MATERIAL TO PROCESS >>
⟨

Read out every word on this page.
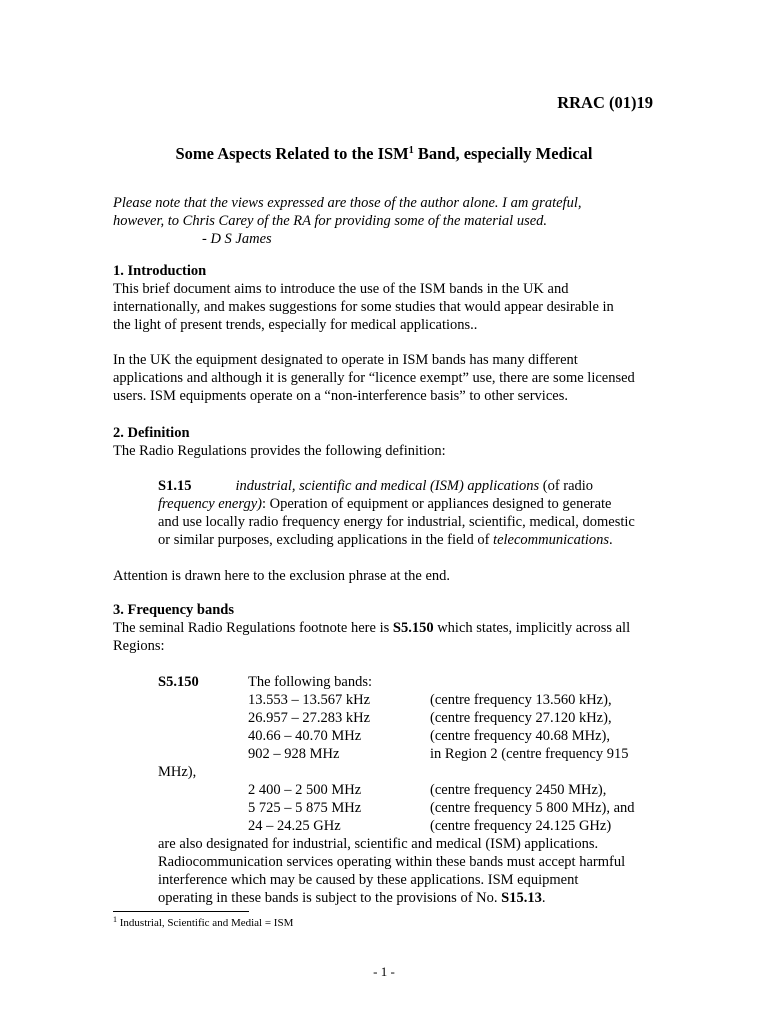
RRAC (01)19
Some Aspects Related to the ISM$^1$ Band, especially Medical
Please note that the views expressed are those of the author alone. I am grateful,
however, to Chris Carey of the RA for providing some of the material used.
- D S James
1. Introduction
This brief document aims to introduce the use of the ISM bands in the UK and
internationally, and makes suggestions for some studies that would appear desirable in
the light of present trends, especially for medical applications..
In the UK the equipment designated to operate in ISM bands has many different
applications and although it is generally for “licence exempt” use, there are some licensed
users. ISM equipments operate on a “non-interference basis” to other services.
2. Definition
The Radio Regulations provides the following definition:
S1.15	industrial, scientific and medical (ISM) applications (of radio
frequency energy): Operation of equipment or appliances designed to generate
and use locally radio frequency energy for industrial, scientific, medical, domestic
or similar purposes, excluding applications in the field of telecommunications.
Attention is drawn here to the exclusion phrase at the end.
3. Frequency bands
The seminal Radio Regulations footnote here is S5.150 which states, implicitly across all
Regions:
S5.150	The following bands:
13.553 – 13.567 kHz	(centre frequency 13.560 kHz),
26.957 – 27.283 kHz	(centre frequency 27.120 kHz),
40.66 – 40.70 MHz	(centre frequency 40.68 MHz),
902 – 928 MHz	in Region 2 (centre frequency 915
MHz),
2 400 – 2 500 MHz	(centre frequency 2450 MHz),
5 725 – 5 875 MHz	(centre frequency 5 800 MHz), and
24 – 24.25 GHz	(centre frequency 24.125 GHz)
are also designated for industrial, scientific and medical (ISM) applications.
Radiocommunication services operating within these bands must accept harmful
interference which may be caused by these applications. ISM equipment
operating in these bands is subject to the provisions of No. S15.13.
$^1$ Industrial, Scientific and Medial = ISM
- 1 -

⟩

TASK STATEMENT >>
Leave out the pictures and copy the rest of the material above exactly.

THE SOLUTION >>
Read out every word on this page.
RRAC (01)19
Some Aspects Related to the ISM$^1$ Band, especially Medical
Please note that the views expressed are those of the author alone. I am grateful,
however, to Chris Carey of the RA for providing some of the material used.
- D S James
1. Introduction
This brief document aims to introduce the use of the ISM bands in the UK and
internationally, and makes suggestions for some studies that would appear desirable in
the light of present trends, especially for medical applications..
In the UK the equipment designated to operate in ISM bands has many different
applications and although it is generally for “licence exempt” use, there are some licensed
users. ISM equipments operate on a “non-interference basis” to other services.
2. Definition
The Radio Regulations provides the following definition:
S1.15	industrial, scientific and medical (ISM) applications (of radio
frequency energy): Operation of equipment or appliances designed to generate
and use locally radio frequency energy for industrial, scientific, medical, domestic
or similar purposes, excluding applications in the field of telecommunications.
Attention is drawn here to the exclusion phrase at the end.
3. Frequency bands
The seminal Radio Regulations footnote here is S5.150 which states, implicitly across all
Regions:
S5.150	The following bands:
13.553 – 13.567 kHz	(centre frequency 13.560 kHz),
26.957 – 27.283 kHz	(centre frequency 27.120 kHz),
40.66 – 40.70 MHz	(centre frequency 40.68 MHz),
902 – 928 MHz	in Region 2 (centre frequency 915
MHz),
2 400 – 2 500 MHz	(centre frequency 2450 MHz),
5 725 – 5 875 MHz	(centre frequency 5 800 MHz), and
24 – 24.25 GHz	(centre frequency 24.125 GHz)
are also designated for industrial, scientific and medical (ISM) applications.
Radiocommunication services operating within these bands must accept harmful
interference which may be caused by these applications. ISM equipment
operating in these bands is subject to the provisions of No. S15.13.
$^1$ Industrial, Scientific and Medial = ISM
- 1 -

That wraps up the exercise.